# Data for this exercise
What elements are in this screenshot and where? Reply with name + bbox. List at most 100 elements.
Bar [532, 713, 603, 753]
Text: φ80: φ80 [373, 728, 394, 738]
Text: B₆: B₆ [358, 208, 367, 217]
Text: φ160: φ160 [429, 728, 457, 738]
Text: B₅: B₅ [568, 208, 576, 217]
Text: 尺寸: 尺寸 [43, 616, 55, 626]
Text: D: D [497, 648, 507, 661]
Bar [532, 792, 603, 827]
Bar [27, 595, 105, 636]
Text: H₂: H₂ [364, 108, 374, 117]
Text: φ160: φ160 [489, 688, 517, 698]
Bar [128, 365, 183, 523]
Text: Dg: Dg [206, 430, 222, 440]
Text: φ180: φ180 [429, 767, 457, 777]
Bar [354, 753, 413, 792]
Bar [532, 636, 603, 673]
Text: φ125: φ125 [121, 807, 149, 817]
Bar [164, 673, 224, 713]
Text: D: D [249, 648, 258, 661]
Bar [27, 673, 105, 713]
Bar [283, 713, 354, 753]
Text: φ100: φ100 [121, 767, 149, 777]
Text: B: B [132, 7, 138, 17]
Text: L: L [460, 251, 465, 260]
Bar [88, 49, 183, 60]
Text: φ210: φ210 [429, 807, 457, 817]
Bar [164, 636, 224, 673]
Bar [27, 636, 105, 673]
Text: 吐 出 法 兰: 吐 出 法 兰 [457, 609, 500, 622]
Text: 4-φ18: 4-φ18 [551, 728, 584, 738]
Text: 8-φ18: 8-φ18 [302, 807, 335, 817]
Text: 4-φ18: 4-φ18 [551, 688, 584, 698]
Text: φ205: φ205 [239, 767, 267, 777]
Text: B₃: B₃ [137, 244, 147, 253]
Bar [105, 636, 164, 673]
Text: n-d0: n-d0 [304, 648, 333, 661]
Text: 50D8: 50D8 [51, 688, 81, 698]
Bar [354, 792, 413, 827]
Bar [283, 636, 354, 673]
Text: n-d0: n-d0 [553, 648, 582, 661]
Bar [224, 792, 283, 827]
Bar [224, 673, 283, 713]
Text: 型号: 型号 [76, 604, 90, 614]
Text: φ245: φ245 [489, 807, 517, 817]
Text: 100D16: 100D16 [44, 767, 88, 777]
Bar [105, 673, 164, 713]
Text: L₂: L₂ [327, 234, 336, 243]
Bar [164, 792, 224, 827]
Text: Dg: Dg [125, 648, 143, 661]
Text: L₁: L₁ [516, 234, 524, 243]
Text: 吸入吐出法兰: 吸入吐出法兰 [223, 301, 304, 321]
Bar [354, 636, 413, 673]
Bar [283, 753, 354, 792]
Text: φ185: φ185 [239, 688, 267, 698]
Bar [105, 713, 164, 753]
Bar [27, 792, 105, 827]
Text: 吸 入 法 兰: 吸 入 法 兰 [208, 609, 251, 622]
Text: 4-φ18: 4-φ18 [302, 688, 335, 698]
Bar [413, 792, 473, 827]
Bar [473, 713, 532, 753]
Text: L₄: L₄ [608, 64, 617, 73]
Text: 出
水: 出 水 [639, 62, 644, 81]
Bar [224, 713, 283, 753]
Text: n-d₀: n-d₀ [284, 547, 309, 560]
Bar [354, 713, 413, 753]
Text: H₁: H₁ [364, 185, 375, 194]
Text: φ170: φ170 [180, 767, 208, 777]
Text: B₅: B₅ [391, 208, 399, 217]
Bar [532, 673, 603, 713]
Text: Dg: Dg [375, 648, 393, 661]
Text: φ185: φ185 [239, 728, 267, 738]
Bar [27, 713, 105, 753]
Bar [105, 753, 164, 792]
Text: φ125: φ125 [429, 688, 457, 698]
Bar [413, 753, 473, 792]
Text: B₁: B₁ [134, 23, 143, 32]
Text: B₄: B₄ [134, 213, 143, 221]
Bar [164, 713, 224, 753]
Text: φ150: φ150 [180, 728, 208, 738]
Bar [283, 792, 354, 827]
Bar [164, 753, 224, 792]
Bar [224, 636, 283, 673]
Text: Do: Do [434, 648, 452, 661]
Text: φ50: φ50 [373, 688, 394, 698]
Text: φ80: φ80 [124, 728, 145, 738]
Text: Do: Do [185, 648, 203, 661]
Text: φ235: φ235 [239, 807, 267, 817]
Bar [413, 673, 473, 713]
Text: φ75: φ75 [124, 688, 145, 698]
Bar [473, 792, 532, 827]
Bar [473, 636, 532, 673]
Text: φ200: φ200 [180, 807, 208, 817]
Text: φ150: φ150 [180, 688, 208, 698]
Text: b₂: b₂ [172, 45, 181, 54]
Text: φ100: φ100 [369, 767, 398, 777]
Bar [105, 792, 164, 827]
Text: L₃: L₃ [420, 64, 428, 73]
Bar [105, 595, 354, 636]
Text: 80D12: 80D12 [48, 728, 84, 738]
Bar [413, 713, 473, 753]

# Task requirements
Recast the listing above as a Markdown table with the columns No. and Entry, one numbered row per line and no rows for blank lines.

# Answer in full
| No. | Entry |
|---|---|
| 1 | What elements are in this screenshot and where? Reply with name + bbox. List at most 100 elements. |
| 2 | Bar [532, 713, 603, 753] |
| 3 | Text: φ80: φ80 [373, 728, 394, 738] |
| 4 | Text: B₆: B₆ [358, 208, 367, 217] |
| 5 | Text: φ160: φ160 [429, 728, 457, 738] |
| 6 | Text: B₅: B₅ [568, 208, 576, 217] |
| 7 | Text: 尺寸: 尺寸 [43, 616, 55, 626] |
| 8 | Text: D: D [497, 648, 507, 661] |
| 9 | Bar [532, 792, 603, 827] |
| 10 | Bar [27, 595, 105, 636] |
| 11 | Text: H₂: H₂ [364, 108, 374, 117] |
| 12 | Text: φ160: φ160 [489, 688, 517, 698] |
| 13 | Bar [128, 365, 183, 523] |
| 14 | Text: Dg: Dg [206, 430, 222, 440] |
| 15 | Text: φ180: φ180 [429, 767, 457, 777] |
| 16 | Bar [354, 753, 413, 792] |
| 17 | Bar [532, 636, 603, 673] |
| 18 | Text: φ125: φ125 [121, 807, 149, 817] |
| 19 | Bar [164, 673, 224, 713] |
| 20 | Text: D: D [249, 648, 258, 661] |
| 21 | Bar [27, 673, 105, 713] |
| 22 | Bar [283, 713, 354, 753] |
| 23 | Text: φ100: φ100 [121, 767, 149, 777] |
| 24 | Text: B: B [132, 7, 138, 17] |
| 25 | Text: L: L [460, 251, 465, 260] |
| 26 | Bar [88, 49, 183, 60] |
| 27 | Text: φ210: φ210 [429, 807, 457, 817] |
| 28 | Bar [164, 636, 224, 673] |
| 29 | Bar [27, 636, 105, 673] |
| 30 | Text: 吐 出 法 兰: 吐 出 法 兰 [457, 609, 500, 622] |
| 31 | Text: 4-φ18: 4-φ18 [551, 728, 584, 738] |
| 32 | Text: 8-φ18: 8-φ18 [302, 807, 335, 817] |
| 33 | Text: 4-φ18: 4-φ18 [551, 688, 584, 698] |
| 34 | Text: φ205: φ205 [239, 767, 267, 777] |
| 35 | Text: B₃: B₃ [137, 244, 147, 253] |
| 36 | Bar [105, 636, 164, 673] |
| 37 | Text: n-d0: n-d0 [304, 648, 333, 661] |
| 38 | Text: 50D8: 50D8 [51, 688, 81, 698] |
| 39 | Bar [354, 792, 413, 827] |
| 40 | Bar [283, 636, 354, 673] |
| 41 | Text: n-d0: n-d0 [553, 648, 582, 661] |
| 42 | Bar [224, 792, 283, 827] |
| 43 | Bar [224, 673, 283, 713] |
| 44 | Text: 型号: 型号 [76, 604, 90, 614] |
| 45 | Text: φ245: φ245 [489, 807, 517, 817] |
| 46 | Text: 100D16: 100D16 [44, 767, 88, 777] |
| 47 | Bar [105, 673, 164, 713] |
| 48 | Text: L₂: L₂ [327, 234, 336, 243] |
| 49 | Bar [164, 792, 224, 827] |
| 50 | Text: Dg: Dg [125, 648, 143, 661] |
| 51 | Text: L₁: L₁ [516, 234, 524, 243] |
| 52 | Text: 吸入吐出法兰: 吸入吐出法兰 [223, 301, 304, 321] |
| 53 | Bar [354, 636, 413, 673] |
| 54 | Bar [283, 753, 354, 792] |
| 55 | Text: φ185: φ185 [239, 688, 267, 698] |
| 56 | Bar [105, 713, 164, 753] |
| 57 | Bar [27, 792, 105, 827] |
| 58 | Text: 吸 入 法 兰: 吸 入 法 兰 [208, 609, 251, 622] |
| 59 | Text: 4-φ18: 4-φ18 [302, 688, 335, 698] |
| 60 | Bar [413, 792, 473, 827] |
| 61 | Bar [473, 713, 532, 753] |
| 62 | Text: L₄: L₄ [608, 64, 617, 73] |
| 63 | Text: 出 |
| 64 | 水: 出 水 [639, 62, 644, 81] |
| 65 | Bar [224, 713, 283, 753] |
| 66 | Text: n-d₀: n-d₀ [284, 547, 309, 560] |
| 67 | Bar [354, 713, 413, 753] |
| 68 | Text: H₁: H₁ [364, 185, 375, 194] |
| 69 | Text: φ170: φ170 [180, 767, 208, 777] |
| 70 | Text: B₅: B₅ [391, 208, 399, 217] |
| 71 | Bar [532, 673, 603, 713] |
| 72 | Text: Dg: Dg [375, 648, 393, 661] |
| 73 | Text: φ185: φ185 [239, 728, 267, 738] |
| 74 | Bar [27, 713, 105, 753] |
| 75 | Bar [105, 753, 164, 792] |
| 76 | Text: φ125: φ125 [429, 688, 457, 698] |
| 77 | Bar [413, 753, 473, 792] |
| 78 | Text: B₁: B₁ [134, 23, 143, 32] |
| 79 | Text: B₄: B₄ [134, 213, 143, 221] |
| 80 | Bar [164, 713, 224, 753] |
| 81 | Text: φ150: φ150 [180, 728, 208, 738] |
| 82 | Bar [283, 792, 354, 827] |
| 83 | Bar [164, 753, 224, 792] |
| 84 | Bar [224, 636, 283, 673] |
| 85 | Text: Do: Do [434, 648, 452, 661] |
| 86 | Text: φ50: φ50 [373, 688, 394, 698] |
| 87 | Text: φ80: φ80 [124, 728, 145, 738] |
| 88 | Text: Do: Do [185, 648, 203, 661] |
| 89 | Text: φ235: φ235 [239, 807, 267, 817] |
| 90 | Bar [413, 673, 473, 713] |
| 91 | Text: φ75: φ75 [124, 688, 145, 698] |
| 92 | Bar [473, 792, 532, 827] |
| 93 | Bar [473, 636, 532, 673] |
| 94 | Text: φ200: φ200 [180, 807, 208, 817] |
| 95 | Text: φ150: φ150 [180, 688, 208, 698] |
| 96 | Text: b₂: b₂ [172, 45, 181, 54] |
| 97 | Text: φ100: φ100 [369, 767, 398, 777] |
| 98 | Bar [105, 792, 164, 827] |
| 99 | Text: L₃: L₃ [420, 64, 428, 73] |
| 100 | Bar [105, 595, 354, 636] |
| 101 | Text: 80D12: 80D12 [48, 728, 84, 738] |
| 102 | Bar [413, 713, 473, 753] |